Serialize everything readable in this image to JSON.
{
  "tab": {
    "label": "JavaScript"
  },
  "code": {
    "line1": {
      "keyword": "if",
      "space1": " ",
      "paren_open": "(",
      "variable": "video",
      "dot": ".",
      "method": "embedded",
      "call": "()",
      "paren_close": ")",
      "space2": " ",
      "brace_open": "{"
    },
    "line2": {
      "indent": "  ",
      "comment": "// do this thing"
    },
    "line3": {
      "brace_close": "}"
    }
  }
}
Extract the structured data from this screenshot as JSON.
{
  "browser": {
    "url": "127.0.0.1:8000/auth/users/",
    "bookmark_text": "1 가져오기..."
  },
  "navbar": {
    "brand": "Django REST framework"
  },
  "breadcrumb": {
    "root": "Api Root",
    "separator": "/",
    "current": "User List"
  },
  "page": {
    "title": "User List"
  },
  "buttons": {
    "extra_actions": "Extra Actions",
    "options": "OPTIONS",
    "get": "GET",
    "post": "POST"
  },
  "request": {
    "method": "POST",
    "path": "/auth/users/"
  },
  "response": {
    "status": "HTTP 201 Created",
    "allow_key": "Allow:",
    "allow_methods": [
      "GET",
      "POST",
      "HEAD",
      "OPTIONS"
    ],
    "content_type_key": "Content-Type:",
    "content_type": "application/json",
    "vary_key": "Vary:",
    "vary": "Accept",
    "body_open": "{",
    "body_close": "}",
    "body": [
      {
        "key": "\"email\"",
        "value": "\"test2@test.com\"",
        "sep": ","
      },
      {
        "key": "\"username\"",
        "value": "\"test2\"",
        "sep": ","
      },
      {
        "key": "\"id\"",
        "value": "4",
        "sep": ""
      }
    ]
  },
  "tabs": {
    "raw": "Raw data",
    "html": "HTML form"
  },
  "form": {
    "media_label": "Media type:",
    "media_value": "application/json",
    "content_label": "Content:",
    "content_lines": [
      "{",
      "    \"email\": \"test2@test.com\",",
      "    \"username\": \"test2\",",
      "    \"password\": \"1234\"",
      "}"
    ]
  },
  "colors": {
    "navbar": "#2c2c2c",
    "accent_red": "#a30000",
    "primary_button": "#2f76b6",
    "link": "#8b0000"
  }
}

※ ※ ※

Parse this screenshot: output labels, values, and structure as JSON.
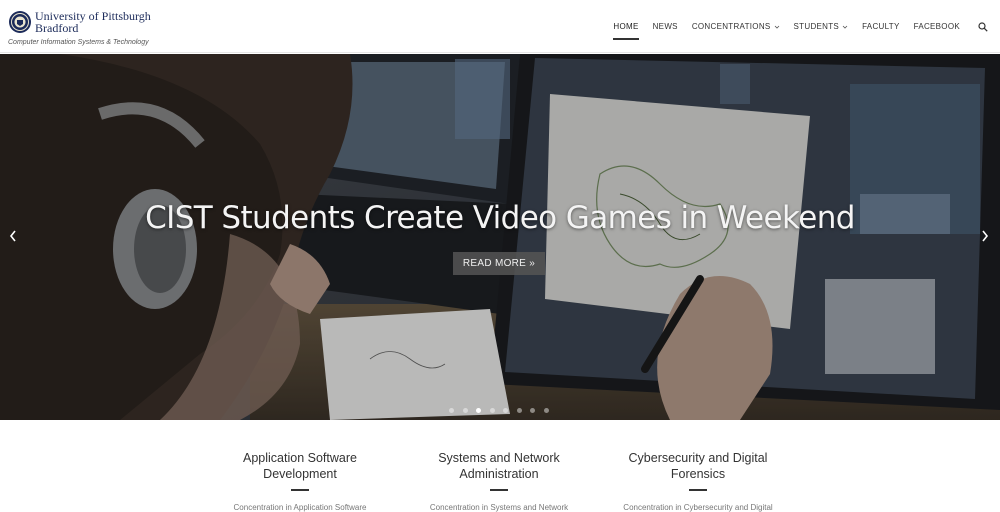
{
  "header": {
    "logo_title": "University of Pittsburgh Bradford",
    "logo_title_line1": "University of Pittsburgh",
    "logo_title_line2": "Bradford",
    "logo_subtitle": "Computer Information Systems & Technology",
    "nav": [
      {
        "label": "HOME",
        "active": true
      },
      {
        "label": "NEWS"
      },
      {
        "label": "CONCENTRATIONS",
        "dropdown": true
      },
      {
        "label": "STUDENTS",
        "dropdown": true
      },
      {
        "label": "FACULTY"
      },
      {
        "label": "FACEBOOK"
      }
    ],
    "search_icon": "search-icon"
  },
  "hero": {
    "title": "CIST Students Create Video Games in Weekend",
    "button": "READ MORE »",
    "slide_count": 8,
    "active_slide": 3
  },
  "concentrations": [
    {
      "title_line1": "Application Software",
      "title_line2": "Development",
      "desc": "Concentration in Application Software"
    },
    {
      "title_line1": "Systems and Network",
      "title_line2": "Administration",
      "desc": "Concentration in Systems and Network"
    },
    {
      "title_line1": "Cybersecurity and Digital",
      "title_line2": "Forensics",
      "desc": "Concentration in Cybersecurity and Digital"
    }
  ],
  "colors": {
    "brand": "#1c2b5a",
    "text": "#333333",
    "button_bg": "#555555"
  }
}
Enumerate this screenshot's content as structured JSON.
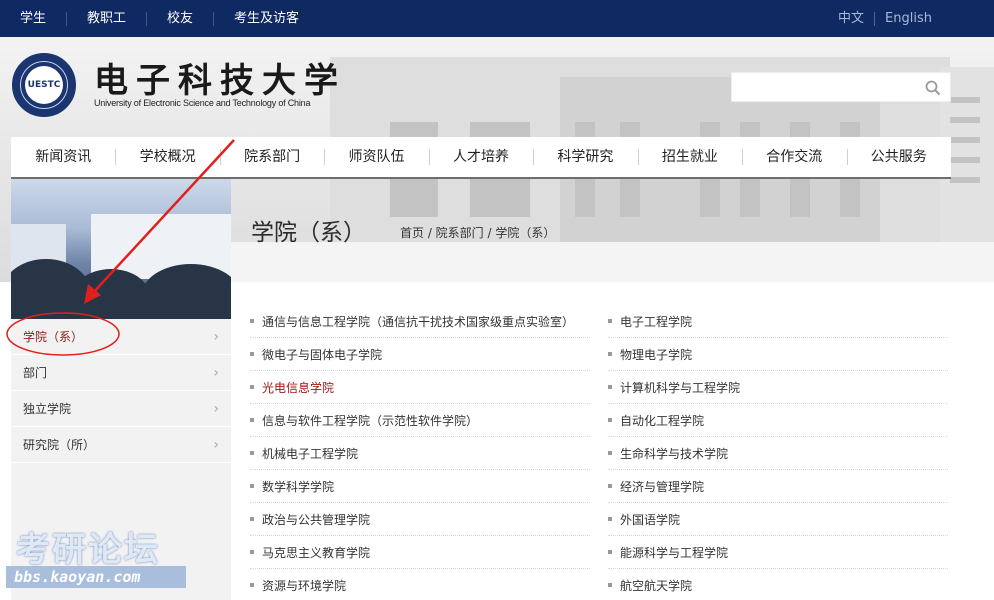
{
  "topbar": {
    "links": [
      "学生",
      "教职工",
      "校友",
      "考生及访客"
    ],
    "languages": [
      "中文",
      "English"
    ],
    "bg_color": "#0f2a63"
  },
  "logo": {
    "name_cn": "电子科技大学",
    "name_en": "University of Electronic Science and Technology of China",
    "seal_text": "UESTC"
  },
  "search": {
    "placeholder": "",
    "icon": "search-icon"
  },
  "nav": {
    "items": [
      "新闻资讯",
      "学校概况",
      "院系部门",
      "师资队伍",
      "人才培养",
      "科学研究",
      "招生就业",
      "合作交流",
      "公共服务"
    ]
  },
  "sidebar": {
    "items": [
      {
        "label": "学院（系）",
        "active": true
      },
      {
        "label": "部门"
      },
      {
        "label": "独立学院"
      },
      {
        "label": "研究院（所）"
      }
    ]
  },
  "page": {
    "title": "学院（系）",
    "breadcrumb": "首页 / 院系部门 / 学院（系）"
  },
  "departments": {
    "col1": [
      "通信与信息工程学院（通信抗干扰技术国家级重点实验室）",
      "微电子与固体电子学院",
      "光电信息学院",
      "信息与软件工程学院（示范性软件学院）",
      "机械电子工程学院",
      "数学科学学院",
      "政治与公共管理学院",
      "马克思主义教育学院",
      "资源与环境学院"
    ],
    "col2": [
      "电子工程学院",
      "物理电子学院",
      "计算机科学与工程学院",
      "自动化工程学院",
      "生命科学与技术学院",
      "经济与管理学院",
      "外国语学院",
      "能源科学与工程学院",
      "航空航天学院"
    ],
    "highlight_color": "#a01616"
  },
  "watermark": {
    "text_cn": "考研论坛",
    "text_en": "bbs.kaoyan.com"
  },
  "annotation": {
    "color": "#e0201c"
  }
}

※ ※ ※

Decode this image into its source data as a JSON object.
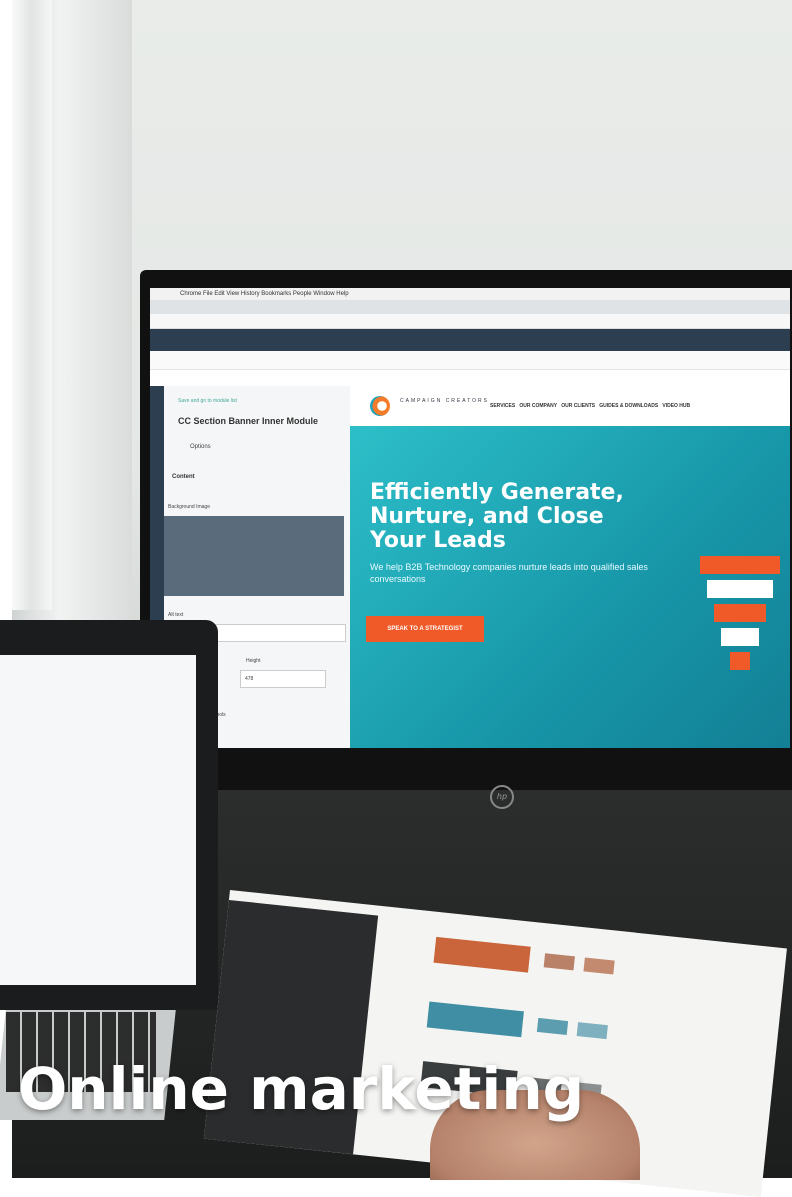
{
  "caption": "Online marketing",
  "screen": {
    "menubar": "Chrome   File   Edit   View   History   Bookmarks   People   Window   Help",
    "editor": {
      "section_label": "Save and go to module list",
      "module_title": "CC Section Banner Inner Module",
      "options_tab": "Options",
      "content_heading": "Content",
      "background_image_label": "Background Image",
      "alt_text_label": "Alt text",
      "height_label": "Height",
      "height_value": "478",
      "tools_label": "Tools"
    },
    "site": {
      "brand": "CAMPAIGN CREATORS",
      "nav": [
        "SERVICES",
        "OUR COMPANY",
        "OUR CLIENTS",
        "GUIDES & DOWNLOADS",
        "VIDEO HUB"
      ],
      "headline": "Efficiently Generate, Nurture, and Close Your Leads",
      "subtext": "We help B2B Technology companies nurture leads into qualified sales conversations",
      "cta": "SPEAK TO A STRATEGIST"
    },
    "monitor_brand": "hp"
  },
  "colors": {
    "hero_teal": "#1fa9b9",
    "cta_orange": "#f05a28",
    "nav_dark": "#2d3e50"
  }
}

※ ※ ※

Do this ::
From the listing above, copy every line that holds the string "users".

Final result ::
    "url": "127.0.0.1:8000/auth/users/",
    "path": "/auth/users/"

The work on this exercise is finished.